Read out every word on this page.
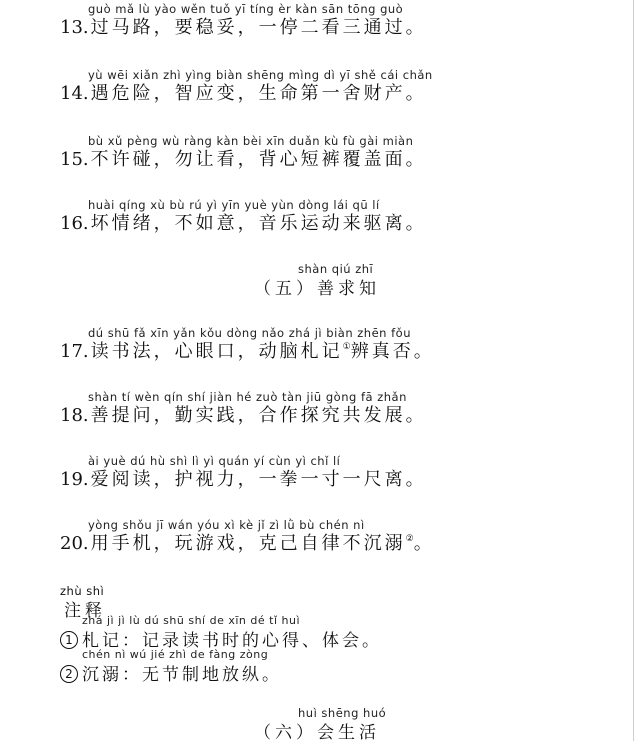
guò mǎ lù yào wěn tuǒ yī tíng èr kàn sān tōng guò
13. 过马路，要稳妥，一停二看三通过。
yù wēi xiǎn zhì yìng biàn shēng mìng dì yī shě cái chǎn
14. 遇危险，智应变，生命第一舍财产。
bù xǔ pèng wù ràng kàn bèi xīn duǎn kù fù gài miàn
15. 不许碰，勿让看，背心短裤覆盖面。
huài qíng xù bù rú yì yīn yuè yùn dòng lái qū lí
16. 坏情绪，不如意，音乐运动来驱离。
shàn qiú zhī
（五）善求知
dú shū fǎ xīn yǎn kǒu dòng nǎo zhá jì biàn zhēn fǒu
17. 读书法，心眼口，动脑札记①辨真否。
shàn tí wèn qín shí jiàn hé zuò tàn jiū gòng fā zhǎn
18. 善提问，勤实践，合作探究共发展。
ài yuè dú hù shì lì yì quán yí cùn yì chǐ lí
19. 爱阅读，护视力，一拳一寸一尺离。
yòng shǒu jī wán yóu xì kè jǐ zì lǜ bù chén nì
20. 用手机，玩游戏，克己自律不沉溺②。
zhù shì
注释
zhá jì jì lù dú shū shí de xīn dé tǐ huì
1 札记：记录读书时的心得、体会。
chén nì wú jié zhì de fàng zòng
2 沉溺：无节制地放纵。
huì shēng huó
（六）会生活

○ ○ ○ ○ ○ ○ ○

Copy the material above in full and exactly, skipping pictures.

# Problem solution:
Read out every word on this page.
guò mǎ lù yào wěn tuǒ yī tíng èr kàn sān tōng guò
13. 过马路，要稳妥，一停二看三通过。
yù wēi xiǎn zhì yìng biàn shēng mìng dì yī shě cái chǎn
14. 遇危险，智应变，生命第一舍财产。
bù xǔ pèng wù ràng kàn bèi xīn duǎn kù fù gài miàn
15. 不许碰，勿让看，背心短裤覆盖面。
huài qíng xù bù rú yì yīn yuè yùn dòng lái qū lí
16. 坏情绪，不如意，音乐运动来驱离。
shàn qiú zhī
（五）善求知
dú shū fǎ xīn yǎn kǒu dòng nǎo zhá jì biàn zhēn fǒu
17. 读书法，心眼口，动脑札记①辨真否。
shàn tí wèn qín shí jiàn hé zuò tàn jiū gòng fā zhǎn
18. 善提问，勤实践，合作探究共发展。
ài yuè dú hù shì lì yì quán yí cùn yì chǐ lí
19. 爱阅读，护视力，一拳一寸一尺离。
yòng shǒu jī wán yóu xì kè jǐ zì lǜ bù chén nì
20. 用手机，玩游戏，克己自律不沉溺②。
zhù shì
注释
zhá jì jì lù dú shū shí de xīn dé tǐ huì
1 札记：记录读书时的心得、体会。
chén nì wú jié zhì de fàng zòng
2 沉溺：无节制地放纵。
huì shēng huó
（六）会生活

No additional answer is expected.